**Exercise prompt:**
Copy each line that has the string "Distance" somewhere in it.

**Data in this exercise:**
----------

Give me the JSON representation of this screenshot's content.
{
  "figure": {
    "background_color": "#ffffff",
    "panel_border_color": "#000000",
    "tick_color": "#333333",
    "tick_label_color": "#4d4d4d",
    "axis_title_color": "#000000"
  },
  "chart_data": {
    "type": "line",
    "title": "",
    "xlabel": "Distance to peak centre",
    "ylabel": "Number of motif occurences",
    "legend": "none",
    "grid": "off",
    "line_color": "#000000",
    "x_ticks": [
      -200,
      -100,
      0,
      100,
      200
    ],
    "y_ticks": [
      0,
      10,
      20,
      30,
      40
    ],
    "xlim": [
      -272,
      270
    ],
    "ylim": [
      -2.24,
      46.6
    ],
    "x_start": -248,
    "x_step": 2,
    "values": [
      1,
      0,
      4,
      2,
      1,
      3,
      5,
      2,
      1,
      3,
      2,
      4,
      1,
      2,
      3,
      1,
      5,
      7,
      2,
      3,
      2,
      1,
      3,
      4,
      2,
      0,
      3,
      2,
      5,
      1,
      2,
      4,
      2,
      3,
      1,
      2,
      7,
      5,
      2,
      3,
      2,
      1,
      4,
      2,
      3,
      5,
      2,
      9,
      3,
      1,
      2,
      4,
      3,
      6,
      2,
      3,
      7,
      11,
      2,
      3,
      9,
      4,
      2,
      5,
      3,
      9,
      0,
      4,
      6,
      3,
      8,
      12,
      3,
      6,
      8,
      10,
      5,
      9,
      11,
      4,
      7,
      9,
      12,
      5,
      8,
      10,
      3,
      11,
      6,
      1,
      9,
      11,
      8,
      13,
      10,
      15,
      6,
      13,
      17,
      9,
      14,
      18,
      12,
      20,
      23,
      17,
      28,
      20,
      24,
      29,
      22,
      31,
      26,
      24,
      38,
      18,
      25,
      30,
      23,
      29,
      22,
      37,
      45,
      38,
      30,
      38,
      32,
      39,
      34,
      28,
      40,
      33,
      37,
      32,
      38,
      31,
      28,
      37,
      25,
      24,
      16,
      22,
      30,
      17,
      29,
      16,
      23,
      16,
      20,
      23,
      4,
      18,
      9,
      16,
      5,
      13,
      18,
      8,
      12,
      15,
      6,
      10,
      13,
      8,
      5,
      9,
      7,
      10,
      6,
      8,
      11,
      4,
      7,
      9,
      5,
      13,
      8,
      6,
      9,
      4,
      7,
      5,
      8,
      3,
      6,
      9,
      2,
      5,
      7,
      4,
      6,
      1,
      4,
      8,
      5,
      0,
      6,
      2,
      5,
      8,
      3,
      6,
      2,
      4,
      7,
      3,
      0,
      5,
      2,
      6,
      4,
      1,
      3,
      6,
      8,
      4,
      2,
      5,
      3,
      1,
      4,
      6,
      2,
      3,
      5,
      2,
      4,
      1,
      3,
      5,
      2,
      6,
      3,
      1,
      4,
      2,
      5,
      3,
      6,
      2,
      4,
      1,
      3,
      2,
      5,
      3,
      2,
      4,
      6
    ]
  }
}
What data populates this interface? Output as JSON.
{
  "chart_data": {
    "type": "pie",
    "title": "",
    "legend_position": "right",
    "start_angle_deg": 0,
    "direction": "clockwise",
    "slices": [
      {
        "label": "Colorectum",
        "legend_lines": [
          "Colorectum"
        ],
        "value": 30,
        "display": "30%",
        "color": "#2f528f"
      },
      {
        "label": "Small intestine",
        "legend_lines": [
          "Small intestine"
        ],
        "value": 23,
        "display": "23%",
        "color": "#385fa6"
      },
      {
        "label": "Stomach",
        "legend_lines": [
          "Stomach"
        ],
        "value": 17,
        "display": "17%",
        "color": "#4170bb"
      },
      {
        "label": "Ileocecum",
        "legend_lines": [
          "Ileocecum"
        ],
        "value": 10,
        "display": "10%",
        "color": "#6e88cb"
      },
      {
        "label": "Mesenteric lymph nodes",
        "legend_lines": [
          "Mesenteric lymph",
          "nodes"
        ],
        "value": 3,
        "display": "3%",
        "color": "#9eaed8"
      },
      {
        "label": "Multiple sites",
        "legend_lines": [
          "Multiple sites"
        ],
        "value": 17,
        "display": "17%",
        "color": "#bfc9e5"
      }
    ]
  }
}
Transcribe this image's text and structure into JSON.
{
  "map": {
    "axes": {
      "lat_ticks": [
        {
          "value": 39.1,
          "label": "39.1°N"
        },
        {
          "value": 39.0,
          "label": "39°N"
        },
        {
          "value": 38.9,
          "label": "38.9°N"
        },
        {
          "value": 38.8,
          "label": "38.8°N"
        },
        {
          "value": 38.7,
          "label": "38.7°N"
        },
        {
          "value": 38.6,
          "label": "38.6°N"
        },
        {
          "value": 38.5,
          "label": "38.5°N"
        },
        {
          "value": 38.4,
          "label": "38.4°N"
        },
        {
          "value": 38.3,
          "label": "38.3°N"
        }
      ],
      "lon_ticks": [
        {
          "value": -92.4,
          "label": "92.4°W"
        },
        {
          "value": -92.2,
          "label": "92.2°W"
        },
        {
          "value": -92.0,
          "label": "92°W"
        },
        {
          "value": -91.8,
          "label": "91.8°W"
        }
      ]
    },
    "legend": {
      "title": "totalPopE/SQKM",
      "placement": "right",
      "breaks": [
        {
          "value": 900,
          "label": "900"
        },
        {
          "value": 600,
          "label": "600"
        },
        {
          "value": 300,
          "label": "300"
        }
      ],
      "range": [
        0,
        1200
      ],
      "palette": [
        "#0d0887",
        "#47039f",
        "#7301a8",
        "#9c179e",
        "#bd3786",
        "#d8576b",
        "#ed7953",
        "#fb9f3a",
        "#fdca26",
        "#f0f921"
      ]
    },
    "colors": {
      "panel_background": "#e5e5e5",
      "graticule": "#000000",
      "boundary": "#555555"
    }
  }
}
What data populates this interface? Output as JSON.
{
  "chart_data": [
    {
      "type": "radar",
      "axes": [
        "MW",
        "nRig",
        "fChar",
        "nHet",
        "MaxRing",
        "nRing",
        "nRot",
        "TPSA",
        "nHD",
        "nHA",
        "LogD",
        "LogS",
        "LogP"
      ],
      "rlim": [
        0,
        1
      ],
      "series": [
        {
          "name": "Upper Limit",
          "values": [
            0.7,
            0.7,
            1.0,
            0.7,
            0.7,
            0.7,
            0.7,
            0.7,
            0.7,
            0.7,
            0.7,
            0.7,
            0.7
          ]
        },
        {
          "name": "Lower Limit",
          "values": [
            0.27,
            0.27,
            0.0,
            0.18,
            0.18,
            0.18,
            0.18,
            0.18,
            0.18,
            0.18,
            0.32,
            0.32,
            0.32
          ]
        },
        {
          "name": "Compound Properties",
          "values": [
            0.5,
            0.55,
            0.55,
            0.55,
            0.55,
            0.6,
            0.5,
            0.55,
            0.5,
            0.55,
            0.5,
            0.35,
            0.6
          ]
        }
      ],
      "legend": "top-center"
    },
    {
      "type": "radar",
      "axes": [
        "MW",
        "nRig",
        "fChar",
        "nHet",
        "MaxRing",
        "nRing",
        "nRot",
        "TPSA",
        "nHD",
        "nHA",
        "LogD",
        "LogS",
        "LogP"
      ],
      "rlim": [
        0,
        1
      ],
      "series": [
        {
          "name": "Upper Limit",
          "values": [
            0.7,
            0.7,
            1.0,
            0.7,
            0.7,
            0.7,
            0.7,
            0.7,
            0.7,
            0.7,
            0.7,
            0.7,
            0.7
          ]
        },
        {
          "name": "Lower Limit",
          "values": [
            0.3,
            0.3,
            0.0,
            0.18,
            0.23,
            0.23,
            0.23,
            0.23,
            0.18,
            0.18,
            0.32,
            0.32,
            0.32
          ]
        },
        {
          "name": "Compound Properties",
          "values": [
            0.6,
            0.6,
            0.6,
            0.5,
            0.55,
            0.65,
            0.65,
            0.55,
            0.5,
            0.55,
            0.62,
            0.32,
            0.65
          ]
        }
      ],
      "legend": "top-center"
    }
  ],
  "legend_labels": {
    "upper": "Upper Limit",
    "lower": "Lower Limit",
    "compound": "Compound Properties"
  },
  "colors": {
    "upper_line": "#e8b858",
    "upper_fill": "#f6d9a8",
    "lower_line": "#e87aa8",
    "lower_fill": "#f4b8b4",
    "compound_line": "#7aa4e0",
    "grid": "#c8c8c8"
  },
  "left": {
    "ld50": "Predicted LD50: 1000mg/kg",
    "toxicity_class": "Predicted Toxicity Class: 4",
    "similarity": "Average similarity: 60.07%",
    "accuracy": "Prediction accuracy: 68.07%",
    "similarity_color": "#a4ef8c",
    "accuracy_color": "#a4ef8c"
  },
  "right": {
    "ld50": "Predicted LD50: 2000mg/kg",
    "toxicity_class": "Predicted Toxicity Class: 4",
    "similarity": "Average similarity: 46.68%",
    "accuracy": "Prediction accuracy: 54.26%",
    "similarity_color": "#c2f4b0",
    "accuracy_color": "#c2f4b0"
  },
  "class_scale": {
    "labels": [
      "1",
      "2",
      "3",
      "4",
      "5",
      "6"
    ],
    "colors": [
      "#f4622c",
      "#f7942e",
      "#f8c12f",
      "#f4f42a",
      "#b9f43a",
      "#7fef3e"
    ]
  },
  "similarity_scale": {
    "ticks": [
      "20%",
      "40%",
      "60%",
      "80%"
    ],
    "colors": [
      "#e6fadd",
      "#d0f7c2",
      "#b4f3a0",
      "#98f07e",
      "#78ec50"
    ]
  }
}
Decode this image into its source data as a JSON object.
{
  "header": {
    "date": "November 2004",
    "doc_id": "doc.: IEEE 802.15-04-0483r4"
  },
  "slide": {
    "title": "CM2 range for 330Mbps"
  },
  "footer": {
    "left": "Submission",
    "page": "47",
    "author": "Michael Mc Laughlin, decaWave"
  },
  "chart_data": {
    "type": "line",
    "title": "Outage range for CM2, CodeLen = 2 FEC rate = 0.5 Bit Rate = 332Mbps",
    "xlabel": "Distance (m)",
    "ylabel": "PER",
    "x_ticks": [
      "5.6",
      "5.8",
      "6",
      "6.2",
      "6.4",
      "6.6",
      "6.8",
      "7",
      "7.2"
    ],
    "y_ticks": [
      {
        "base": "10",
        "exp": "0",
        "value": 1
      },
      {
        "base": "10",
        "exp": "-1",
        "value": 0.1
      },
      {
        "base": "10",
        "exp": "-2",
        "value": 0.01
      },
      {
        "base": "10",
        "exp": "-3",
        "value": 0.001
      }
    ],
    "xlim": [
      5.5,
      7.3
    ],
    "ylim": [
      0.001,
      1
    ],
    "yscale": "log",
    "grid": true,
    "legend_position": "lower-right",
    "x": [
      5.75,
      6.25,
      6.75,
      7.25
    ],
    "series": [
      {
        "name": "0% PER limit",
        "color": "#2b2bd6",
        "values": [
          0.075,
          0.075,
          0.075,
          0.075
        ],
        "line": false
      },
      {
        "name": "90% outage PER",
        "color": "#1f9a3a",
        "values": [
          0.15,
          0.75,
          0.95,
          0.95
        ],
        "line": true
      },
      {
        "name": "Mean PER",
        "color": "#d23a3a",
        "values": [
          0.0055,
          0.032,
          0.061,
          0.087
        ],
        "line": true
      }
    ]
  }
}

----------

**Solution for this problem:**
    "xlabel": "Distance to peak centre",
    "xlabel": "Distance (m)",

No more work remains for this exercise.